▶ TASK DESCRIPTION:
Print the data lines from the one containing "cell-chg-inc[interactable]: 1,428,579 (762, 554, 980, 578)" through the one containing "whole-word-checkbox[interactable]: Whole word", both included, with no changes.

▶ TASK INPUTS:

==================================================

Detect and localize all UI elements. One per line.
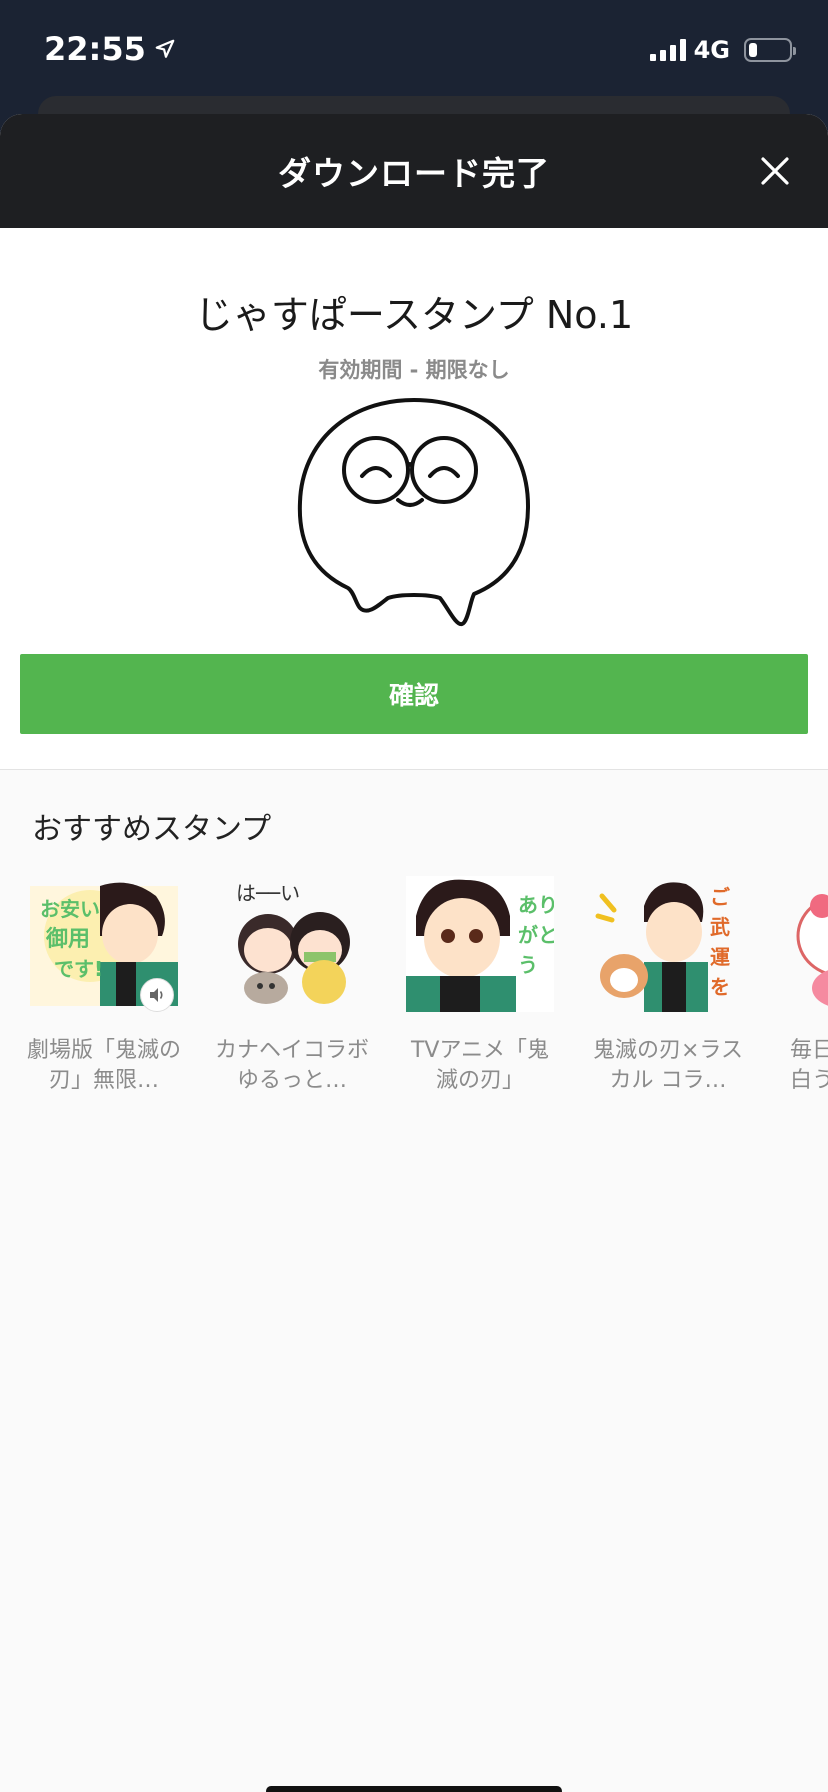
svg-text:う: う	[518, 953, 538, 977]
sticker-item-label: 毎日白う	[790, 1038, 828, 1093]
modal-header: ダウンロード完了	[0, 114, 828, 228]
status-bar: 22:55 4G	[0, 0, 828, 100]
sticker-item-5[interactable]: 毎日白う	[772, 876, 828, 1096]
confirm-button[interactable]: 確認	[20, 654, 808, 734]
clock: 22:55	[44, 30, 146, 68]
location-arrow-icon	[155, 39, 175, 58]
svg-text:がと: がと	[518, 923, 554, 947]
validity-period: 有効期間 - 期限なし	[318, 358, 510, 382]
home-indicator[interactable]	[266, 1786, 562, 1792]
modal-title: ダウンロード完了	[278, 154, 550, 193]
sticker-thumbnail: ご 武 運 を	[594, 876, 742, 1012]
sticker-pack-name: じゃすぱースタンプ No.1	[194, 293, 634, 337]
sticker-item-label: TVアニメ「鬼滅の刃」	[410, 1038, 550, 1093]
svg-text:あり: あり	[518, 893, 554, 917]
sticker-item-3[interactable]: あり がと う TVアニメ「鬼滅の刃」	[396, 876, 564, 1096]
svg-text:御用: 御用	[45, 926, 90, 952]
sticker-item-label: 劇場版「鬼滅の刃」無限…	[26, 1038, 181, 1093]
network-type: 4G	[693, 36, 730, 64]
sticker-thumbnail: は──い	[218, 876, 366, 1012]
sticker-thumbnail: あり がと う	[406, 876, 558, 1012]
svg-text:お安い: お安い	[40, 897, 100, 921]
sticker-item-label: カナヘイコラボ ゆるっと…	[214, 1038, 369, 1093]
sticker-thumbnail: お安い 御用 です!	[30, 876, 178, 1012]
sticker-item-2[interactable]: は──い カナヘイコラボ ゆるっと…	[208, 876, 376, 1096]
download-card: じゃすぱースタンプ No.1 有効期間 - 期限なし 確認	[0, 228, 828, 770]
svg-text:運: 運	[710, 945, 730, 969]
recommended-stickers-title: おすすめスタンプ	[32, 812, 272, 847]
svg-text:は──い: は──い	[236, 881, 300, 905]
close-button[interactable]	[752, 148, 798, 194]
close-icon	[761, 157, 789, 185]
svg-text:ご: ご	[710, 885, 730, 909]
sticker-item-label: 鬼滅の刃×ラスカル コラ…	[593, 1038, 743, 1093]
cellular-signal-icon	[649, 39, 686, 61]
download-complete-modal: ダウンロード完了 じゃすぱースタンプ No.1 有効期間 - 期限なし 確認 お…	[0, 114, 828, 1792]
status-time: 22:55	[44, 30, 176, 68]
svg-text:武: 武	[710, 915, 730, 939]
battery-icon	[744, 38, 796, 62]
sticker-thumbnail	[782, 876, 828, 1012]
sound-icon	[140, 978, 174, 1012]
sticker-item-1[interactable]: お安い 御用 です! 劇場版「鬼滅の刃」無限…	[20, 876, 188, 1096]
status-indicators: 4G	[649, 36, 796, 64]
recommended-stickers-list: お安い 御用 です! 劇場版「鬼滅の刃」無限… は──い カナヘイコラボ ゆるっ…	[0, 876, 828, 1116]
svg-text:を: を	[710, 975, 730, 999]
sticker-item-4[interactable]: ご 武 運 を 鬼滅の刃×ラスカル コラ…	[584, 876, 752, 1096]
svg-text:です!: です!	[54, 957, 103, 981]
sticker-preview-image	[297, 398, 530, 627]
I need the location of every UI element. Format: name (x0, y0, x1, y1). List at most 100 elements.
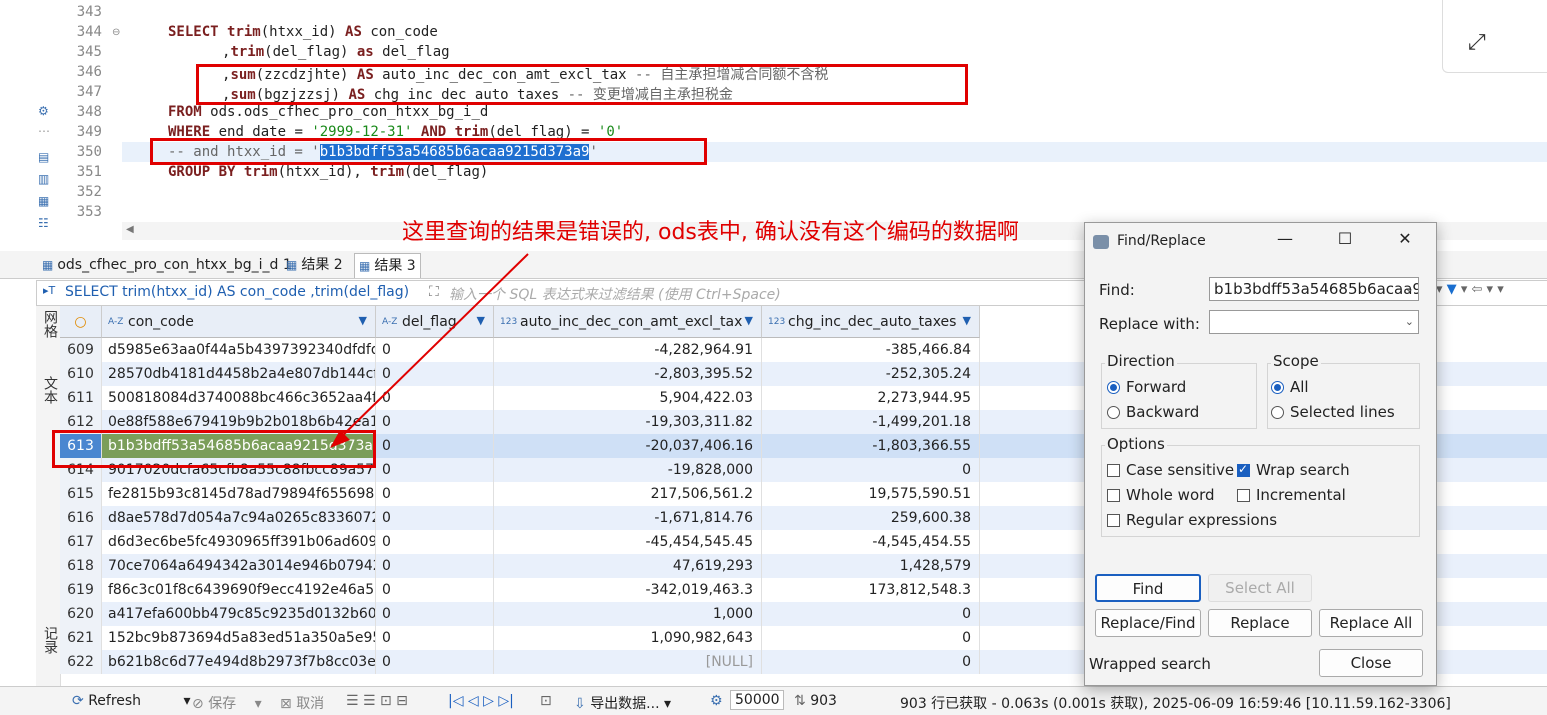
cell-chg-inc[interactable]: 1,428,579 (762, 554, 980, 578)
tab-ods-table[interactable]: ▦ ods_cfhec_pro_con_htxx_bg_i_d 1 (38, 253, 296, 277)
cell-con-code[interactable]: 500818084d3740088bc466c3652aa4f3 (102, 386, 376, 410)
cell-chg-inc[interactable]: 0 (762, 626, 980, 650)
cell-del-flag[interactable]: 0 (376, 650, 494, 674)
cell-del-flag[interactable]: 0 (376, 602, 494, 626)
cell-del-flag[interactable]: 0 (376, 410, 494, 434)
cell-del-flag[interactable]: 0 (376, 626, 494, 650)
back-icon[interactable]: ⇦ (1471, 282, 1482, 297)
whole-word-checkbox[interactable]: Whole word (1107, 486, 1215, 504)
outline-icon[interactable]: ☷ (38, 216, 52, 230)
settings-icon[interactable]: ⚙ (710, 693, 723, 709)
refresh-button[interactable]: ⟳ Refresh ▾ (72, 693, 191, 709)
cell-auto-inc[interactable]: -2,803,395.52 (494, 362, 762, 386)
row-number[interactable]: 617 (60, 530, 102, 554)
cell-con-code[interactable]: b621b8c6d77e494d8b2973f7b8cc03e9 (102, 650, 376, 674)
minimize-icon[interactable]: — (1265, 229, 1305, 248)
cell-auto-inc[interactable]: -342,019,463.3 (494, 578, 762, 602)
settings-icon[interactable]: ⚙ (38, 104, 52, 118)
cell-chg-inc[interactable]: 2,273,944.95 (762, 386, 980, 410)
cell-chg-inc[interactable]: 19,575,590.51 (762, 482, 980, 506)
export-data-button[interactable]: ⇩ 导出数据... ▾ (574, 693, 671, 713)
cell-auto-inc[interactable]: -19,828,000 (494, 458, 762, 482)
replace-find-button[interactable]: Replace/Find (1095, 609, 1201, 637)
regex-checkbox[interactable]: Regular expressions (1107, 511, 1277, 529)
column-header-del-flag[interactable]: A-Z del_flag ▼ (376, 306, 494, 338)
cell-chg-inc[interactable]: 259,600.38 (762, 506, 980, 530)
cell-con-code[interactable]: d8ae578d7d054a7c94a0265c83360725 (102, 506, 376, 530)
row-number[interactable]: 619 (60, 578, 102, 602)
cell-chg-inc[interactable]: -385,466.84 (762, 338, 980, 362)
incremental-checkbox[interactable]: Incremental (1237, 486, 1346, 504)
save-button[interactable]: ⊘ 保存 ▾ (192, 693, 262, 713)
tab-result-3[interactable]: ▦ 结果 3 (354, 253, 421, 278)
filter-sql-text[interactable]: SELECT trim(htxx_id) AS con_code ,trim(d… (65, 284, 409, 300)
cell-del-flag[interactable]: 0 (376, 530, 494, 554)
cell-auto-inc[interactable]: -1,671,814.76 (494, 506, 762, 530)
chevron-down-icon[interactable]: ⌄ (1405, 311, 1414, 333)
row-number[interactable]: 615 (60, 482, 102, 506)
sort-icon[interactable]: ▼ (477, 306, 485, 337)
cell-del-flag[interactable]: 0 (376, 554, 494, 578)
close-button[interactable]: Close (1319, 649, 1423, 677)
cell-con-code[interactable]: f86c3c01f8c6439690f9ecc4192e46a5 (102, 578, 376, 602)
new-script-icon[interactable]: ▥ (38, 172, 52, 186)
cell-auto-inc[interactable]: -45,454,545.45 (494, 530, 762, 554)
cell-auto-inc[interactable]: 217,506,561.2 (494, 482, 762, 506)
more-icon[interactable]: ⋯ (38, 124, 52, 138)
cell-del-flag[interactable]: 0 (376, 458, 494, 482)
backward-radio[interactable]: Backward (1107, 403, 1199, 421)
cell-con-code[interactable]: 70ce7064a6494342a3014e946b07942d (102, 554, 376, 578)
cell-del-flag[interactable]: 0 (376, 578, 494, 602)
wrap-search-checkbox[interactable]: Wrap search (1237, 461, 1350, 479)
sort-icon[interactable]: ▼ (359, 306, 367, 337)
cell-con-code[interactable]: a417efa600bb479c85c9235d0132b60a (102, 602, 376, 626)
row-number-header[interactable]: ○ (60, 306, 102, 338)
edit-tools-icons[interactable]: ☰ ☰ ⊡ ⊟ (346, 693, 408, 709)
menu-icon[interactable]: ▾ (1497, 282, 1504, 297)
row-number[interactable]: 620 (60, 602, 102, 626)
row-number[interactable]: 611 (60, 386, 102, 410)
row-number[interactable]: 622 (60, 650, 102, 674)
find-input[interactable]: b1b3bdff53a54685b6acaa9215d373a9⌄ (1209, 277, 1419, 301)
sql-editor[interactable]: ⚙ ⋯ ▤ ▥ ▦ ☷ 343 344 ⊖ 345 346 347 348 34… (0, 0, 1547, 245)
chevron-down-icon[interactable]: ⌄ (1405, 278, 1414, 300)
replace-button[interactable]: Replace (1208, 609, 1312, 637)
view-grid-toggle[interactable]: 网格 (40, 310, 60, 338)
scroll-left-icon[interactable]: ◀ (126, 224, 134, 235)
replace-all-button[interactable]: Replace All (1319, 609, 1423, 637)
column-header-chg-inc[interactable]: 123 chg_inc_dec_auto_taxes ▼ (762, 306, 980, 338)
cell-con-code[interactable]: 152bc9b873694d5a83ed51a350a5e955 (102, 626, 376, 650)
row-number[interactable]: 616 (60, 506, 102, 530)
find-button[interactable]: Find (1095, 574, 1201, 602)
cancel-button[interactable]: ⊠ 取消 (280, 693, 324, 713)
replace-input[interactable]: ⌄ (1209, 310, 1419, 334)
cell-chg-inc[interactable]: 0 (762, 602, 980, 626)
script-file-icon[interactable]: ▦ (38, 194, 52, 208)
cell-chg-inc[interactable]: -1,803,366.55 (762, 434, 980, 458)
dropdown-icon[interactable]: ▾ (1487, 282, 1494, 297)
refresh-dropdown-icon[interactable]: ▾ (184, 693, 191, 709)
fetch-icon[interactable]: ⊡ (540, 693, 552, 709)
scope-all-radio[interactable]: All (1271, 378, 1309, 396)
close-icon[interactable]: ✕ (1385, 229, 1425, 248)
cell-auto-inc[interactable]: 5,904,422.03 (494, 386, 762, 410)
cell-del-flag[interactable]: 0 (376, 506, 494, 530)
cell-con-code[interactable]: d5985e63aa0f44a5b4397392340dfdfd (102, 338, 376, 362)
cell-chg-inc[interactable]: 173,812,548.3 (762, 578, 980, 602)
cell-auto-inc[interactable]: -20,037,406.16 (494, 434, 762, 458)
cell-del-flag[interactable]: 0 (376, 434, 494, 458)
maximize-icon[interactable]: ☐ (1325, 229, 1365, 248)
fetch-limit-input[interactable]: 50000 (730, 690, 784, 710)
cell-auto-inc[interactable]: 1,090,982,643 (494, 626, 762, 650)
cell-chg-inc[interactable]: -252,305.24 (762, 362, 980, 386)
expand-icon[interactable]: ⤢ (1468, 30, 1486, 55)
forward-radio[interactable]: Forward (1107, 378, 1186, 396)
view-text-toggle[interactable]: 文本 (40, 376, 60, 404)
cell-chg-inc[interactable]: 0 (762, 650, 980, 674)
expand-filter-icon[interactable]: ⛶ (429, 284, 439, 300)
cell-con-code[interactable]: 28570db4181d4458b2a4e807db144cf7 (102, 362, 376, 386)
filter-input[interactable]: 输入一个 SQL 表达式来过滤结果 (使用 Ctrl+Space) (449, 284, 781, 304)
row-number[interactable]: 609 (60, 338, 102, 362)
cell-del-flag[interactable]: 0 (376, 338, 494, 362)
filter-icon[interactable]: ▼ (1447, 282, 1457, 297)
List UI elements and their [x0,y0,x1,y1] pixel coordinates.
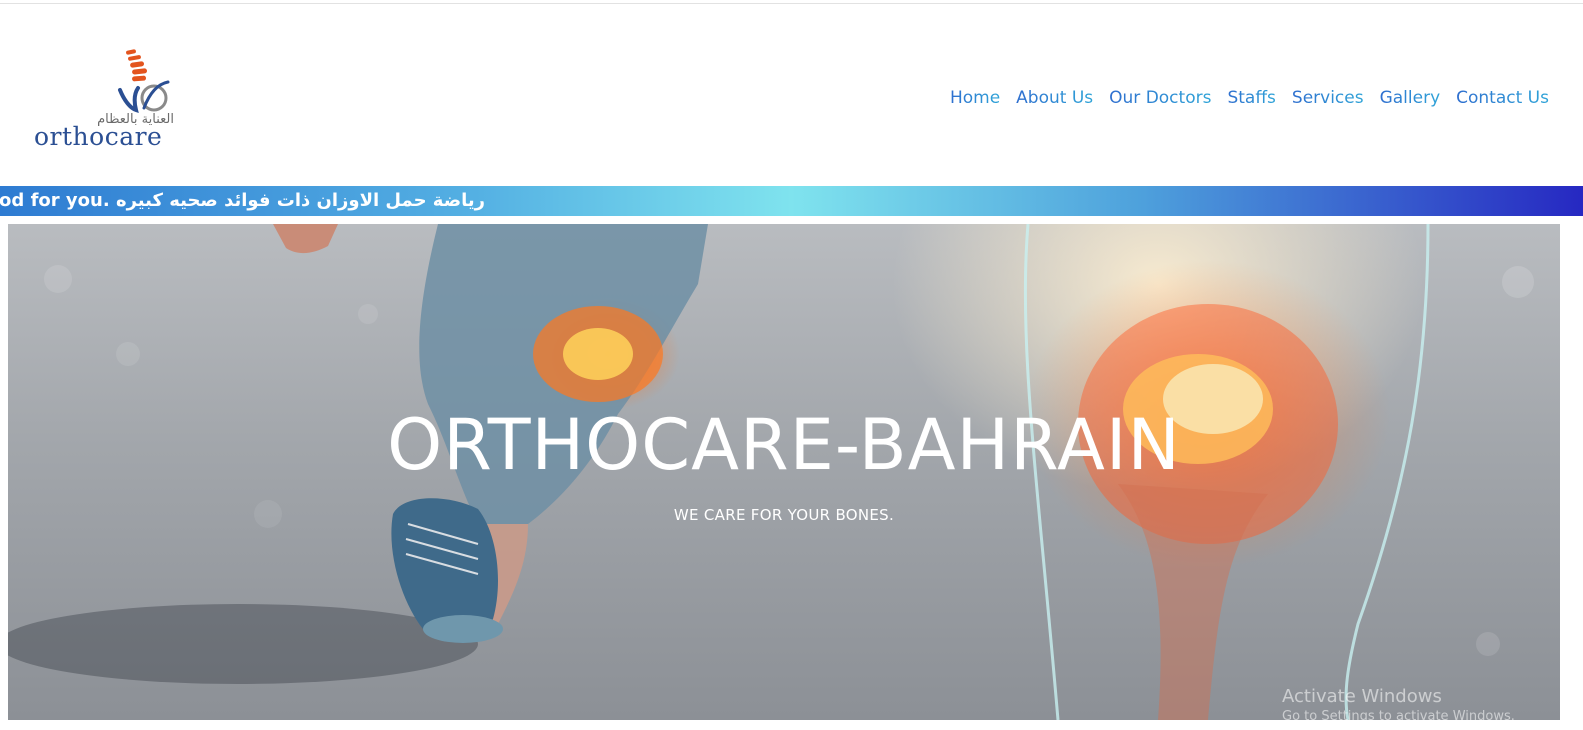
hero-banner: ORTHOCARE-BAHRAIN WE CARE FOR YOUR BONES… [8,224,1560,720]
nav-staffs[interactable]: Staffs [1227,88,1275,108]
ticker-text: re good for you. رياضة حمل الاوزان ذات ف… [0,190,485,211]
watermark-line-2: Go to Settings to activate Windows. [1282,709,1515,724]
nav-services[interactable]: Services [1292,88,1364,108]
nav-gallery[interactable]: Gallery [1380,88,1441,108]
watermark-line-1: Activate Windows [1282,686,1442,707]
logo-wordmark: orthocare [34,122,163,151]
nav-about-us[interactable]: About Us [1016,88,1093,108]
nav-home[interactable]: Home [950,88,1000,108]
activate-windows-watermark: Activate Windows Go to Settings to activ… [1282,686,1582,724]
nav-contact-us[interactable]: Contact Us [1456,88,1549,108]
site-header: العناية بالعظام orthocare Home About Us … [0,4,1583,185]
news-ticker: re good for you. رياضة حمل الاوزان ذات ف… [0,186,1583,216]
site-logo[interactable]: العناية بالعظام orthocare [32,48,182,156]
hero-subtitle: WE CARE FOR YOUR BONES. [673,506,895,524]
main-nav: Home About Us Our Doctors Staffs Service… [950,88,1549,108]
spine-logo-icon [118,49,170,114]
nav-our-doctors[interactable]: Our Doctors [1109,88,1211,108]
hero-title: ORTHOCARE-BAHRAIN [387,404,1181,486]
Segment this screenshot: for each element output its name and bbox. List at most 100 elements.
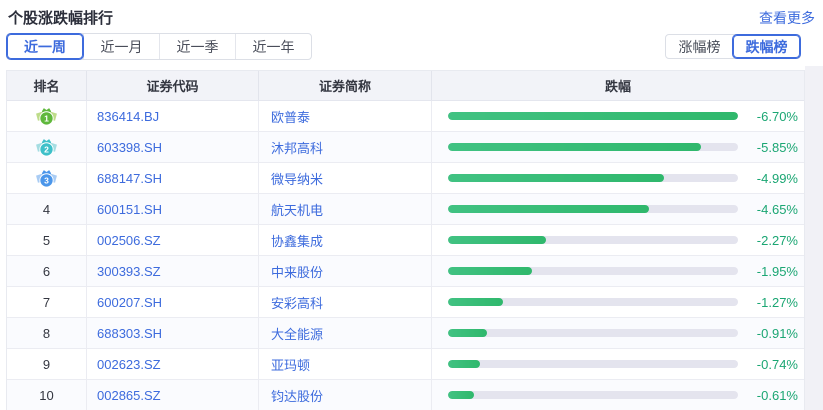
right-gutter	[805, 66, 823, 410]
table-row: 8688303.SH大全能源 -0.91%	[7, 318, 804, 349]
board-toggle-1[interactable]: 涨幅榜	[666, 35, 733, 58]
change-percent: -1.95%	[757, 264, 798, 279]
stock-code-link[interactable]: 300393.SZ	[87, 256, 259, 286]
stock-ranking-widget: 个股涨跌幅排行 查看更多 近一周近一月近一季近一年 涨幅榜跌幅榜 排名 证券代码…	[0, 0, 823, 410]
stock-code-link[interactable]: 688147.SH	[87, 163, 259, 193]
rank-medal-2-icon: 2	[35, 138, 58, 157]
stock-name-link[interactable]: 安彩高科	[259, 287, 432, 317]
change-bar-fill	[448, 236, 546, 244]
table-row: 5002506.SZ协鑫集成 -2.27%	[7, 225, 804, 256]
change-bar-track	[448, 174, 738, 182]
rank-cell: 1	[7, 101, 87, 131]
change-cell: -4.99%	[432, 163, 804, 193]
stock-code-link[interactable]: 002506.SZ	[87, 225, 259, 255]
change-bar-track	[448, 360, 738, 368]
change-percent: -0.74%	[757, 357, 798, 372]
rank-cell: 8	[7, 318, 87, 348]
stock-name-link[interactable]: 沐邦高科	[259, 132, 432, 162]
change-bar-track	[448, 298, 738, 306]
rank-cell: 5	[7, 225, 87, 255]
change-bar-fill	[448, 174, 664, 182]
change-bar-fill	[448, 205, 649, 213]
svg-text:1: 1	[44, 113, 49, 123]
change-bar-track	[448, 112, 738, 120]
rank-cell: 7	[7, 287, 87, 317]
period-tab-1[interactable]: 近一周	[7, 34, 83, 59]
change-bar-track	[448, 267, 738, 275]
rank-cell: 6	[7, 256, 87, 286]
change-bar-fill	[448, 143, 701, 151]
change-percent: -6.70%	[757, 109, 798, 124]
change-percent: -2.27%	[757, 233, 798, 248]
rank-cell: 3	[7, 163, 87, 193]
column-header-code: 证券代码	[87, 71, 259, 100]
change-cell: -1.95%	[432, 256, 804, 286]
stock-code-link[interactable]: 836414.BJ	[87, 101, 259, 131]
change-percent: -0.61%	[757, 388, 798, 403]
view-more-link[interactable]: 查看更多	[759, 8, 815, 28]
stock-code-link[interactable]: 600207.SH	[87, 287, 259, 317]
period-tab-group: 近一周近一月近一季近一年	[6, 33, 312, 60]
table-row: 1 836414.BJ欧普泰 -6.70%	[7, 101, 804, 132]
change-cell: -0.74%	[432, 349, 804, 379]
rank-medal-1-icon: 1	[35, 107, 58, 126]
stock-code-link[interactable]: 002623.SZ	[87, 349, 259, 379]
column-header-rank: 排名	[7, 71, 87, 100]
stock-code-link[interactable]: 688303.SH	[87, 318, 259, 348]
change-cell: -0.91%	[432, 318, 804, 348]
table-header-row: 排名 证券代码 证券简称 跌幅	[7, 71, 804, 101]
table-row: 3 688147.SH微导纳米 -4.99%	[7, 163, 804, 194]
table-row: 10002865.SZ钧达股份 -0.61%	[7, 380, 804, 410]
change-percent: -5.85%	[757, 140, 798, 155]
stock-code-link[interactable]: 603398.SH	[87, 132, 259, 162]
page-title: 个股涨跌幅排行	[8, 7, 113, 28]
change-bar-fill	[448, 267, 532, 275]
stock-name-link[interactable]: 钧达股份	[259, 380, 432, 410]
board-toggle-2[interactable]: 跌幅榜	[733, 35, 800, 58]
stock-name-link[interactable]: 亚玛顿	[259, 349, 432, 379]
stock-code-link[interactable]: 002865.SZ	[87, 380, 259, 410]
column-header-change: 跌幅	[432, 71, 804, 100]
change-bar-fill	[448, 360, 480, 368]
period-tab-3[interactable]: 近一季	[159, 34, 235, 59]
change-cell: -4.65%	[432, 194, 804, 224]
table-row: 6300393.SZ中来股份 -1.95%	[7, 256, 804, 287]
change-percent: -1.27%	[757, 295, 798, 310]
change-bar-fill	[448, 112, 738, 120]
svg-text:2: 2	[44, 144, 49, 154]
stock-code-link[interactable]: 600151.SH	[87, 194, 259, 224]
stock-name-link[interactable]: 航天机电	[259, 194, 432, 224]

==================================================

▶ EXERCISE SOLUTION:
cell-chg-inc[interactable]: 1,428,579 (762, 554, 980, 578)
tab-ods-table[interactable]: ▦ ods_cfhec_pro_con_htxx_bg_i_d 1 (38, 253, 296, 277)
cell-con-code[interactable]: 500818084d3740088bc466c3652aa4f3 (102, 386, 376, 410)
cell-chg-inc[interactable]: 0 (762, 626, 980, 650)
cell-del-flag[interactable]: 0 (376, 650, 494, 674)
cell-del-flag[interactable]: 0 (376, 602, 494, 626)
cell-del-flag[interactable]: 0 (376, 410, 494, 434)
cell-del-flag[interactable]: 0 (376, 626, 494, 650)
back-icon[interactable]: ⇦ (1471, 282, 1482, 297)
whole-word-checkbox[interactable]: Whole word (1107, 486, 1215, 504)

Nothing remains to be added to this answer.